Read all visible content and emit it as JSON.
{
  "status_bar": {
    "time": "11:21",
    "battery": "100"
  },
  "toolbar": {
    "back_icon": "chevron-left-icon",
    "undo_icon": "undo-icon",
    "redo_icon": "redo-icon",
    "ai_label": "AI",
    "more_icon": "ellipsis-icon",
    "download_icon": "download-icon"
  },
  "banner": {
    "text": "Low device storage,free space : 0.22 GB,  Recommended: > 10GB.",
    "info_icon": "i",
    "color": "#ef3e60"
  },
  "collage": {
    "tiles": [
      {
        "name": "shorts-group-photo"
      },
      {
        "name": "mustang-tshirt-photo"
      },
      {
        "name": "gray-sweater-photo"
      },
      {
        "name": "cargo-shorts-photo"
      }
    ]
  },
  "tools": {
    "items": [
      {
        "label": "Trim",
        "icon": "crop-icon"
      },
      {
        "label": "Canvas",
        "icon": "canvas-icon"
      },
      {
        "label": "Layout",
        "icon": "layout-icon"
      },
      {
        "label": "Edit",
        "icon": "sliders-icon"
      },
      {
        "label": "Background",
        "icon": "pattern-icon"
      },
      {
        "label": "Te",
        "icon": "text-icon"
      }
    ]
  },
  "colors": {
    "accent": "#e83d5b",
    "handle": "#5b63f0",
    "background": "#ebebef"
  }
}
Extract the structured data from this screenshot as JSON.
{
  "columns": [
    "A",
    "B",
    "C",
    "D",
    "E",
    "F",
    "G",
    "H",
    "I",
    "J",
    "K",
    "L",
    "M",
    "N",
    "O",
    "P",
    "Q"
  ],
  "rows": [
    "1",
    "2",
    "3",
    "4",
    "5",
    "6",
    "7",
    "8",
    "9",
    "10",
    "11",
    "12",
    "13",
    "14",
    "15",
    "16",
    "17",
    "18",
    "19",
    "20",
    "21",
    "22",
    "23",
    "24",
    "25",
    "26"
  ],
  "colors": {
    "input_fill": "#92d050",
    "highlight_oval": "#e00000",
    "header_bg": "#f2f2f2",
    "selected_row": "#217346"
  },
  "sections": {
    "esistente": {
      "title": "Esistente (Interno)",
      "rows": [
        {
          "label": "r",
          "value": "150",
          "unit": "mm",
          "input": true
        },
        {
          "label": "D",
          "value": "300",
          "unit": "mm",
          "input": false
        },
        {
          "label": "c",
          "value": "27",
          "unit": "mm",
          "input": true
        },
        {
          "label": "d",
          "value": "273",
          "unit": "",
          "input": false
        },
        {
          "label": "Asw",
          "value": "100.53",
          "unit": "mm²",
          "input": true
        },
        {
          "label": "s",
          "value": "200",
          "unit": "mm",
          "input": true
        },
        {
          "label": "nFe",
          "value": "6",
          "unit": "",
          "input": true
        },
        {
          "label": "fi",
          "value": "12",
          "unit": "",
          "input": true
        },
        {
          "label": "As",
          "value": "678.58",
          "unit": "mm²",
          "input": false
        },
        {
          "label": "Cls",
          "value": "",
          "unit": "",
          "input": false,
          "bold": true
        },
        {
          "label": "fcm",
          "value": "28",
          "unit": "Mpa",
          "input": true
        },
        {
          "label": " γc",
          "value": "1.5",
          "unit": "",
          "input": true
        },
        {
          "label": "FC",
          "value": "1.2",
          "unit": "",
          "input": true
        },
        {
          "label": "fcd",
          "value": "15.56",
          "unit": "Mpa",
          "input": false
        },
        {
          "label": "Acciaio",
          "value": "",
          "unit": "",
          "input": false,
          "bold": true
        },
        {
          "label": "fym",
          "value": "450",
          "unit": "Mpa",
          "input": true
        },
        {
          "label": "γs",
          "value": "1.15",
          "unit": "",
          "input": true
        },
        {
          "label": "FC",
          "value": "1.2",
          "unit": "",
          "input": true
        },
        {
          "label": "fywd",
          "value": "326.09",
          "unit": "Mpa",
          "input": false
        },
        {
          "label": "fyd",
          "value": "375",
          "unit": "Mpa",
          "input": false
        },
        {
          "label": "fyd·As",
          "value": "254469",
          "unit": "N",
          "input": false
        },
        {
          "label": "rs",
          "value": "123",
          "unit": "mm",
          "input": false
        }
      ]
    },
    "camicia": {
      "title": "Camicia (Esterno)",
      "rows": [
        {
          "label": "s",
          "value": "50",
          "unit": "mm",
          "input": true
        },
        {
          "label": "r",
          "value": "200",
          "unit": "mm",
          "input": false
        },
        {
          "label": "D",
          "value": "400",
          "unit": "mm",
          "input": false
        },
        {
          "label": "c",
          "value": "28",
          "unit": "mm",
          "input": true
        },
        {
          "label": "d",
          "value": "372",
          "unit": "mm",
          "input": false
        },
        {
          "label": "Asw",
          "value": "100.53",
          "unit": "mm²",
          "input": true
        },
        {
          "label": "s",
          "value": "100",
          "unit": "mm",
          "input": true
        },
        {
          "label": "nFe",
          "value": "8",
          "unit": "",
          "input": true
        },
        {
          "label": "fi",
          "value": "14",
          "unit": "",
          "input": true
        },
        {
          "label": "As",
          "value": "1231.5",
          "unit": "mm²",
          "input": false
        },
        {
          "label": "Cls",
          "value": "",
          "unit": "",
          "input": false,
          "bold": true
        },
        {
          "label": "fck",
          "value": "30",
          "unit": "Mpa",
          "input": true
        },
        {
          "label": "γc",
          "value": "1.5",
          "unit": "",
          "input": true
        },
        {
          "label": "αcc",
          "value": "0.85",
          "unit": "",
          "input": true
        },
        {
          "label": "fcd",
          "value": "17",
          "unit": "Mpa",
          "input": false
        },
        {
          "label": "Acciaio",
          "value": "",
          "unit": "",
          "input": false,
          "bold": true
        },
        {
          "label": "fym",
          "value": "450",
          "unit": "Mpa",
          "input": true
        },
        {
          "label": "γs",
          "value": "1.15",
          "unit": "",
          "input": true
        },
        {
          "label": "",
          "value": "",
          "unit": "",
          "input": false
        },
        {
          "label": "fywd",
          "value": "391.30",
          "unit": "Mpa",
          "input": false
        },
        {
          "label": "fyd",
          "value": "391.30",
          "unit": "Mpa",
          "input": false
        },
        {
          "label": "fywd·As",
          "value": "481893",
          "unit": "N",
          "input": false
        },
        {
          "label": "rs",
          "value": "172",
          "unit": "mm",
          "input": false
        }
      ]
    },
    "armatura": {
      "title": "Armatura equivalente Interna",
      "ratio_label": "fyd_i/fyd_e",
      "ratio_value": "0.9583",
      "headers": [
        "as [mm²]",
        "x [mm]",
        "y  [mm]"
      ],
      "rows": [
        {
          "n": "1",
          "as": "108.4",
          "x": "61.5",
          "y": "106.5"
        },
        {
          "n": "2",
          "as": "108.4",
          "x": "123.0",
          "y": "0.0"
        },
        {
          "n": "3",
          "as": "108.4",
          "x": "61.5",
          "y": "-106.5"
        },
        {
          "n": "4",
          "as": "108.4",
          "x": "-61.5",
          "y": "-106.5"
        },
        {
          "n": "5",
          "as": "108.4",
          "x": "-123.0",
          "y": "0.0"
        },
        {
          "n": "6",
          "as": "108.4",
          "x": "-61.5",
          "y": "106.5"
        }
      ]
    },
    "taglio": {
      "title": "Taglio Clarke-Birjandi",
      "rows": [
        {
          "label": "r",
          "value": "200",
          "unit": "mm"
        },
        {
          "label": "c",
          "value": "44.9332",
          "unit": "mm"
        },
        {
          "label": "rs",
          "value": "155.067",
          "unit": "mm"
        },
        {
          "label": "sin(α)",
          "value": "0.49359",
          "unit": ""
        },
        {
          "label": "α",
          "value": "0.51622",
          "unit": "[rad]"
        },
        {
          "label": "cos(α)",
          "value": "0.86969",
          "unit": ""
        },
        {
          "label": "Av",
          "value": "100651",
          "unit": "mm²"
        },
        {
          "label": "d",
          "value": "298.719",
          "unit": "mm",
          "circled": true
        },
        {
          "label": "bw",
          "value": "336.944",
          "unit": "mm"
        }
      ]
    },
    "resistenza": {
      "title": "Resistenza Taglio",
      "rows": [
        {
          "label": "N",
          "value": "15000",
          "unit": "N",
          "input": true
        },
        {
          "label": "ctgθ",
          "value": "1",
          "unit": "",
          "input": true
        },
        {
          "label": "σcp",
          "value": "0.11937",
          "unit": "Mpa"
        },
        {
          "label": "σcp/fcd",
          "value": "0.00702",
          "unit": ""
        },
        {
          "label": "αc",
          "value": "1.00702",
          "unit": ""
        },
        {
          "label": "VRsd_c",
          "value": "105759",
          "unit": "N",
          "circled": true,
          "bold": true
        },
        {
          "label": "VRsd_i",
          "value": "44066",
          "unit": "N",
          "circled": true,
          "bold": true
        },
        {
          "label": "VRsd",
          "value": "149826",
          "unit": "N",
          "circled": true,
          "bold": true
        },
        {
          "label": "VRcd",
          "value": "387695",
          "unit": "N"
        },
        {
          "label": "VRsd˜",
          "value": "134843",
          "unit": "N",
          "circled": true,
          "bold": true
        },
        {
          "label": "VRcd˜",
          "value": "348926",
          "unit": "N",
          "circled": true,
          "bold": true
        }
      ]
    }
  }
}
○ ○ ○ ○ ○
Problem statement: Determine the number of lines where the string "text" occurs, and give that number only.

Solved exercise: 2